▶ **WHAT THIS TASK INVOLVES**
Look for "color" in each line of the entries, and return the matching lines.

▶ **Dataset entries on figures**
>> begin
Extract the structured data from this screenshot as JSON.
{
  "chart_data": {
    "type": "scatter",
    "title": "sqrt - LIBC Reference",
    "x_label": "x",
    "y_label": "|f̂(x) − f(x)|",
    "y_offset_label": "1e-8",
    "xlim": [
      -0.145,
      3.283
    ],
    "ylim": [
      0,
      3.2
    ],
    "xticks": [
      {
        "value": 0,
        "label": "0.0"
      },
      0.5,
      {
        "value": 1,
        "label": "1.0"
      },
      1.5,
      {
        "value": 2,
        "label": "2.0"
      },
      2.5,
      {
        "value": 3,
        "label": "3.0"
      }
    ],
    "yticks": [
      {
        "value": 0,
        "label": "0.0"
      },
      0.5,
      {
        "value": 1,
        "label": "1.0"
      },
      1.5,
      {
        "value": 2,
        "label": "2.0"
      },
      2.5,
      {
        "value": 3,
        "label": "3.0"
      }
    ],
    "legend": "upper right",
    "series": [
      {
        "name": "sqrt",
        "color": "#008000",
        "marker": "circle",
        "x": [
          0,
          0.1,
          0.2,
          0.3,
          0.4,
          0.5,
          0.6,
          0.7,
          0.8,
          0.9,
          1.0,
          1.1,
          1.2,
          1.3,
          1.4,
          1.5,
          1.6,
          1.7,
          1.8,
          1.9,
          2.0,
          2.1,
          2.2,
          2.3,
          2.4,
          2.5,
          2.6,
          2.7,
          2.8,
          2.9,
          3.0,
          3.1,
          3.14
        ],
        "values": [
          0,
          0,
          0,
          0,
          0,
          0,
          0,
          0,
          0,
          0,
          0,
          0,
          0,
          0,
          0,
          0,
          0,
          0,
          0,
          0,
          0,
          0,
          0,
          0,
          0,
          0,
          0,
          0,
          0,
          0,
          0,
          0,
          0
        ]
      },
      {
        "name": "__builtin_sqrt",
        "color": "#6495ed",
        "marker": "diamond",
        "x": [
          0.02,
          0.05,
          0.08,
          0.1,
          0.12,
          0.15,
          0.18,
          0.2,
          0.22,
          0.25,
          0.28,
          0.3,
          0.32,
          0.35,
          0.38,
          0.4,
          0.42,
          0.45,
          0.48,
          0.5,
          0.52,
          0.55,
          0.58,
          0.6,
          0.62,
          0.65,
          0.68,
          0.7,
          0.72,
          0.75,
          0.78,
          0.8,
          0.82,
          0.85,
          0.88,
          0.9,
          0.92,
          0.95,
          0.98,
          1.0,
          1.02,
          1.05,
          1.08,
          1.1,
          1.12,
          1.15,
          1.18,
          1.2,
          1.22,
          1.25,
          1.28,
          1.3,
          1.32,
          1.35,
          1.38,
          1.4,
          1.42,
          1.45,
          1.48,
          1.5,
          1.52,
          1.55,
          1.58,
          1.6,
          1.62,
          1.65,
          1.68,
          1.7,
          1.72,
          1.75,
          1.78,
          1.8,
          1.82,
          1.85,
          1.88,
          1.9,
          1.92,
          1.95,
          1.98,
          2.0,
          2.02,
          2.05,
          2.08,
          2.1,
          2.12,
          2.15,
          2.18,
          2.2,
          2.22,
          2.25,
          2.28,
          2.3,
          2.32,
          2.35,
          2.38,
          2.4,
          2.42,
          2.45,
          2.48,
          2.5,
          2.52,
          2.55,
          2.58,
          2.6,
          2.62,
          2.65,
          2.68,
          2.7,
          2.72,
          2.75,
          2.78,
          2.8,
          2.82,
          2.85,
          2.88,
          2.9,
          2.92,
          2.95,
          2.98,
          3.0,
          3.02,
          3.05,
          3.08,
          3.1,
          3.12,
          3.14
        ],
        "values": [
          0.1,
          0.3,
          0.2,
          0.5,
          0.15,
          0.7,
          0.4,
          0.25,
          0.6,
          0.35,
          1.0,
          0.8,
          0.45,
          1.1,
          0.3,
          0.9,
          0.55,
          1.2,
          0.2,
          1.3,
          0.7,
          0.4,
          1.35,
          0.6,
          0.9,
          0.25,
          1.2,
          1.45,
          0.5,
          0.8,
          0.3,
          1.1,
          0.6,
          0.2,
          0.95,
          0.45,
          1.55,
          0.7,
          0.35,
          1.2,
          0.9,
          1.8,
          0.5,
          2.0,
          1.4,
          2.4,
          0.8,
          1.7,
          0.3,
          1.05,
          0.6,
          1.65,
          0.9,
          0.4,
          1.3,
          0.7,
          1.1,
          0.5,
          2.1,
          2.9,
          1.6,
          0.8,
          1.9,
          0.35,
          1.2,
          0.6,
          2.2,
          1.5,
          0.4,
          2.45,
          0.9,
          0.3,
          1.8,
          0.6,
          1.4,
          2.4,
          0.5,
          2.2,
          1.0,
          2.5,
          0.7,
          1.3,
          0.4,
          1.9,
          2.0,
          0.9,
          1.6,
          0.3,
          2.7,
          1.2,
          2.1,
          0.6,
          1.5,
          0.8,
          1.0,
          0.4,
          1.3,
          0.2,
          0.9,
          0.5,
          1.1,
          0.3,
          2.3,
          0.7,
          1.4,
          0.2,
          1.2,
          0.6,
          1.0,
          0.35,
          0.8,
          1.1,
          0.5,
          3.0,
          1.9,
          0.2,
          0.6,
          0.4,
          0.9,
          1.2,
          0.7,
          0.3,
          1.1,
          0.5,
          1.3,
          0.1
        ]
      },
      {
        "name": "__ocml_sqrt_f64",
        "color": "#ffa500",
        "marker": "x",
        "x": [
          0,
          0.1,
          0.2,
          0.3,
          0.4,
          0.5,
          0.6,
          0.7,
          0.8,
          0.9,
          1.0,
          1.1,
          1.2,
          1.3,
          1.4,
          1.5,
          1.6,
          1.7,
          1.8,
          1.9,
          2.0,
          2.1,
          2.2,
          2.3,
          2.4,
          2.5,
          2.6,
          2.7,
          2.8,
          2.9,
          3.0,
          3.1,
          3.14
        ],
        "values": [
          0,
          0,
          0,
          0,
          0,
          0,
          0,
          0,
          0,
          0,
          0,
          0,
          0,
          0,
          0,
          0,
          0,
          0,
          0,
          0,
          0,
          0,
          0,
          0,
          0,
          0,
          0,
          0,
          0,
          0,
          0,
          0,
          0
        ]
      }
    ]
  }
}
>> end
▶ **RESPONSE TO THIS EXERCISE**
        "color": "#008000",
        "color": "#6495ed",
        "color": "#ffa500",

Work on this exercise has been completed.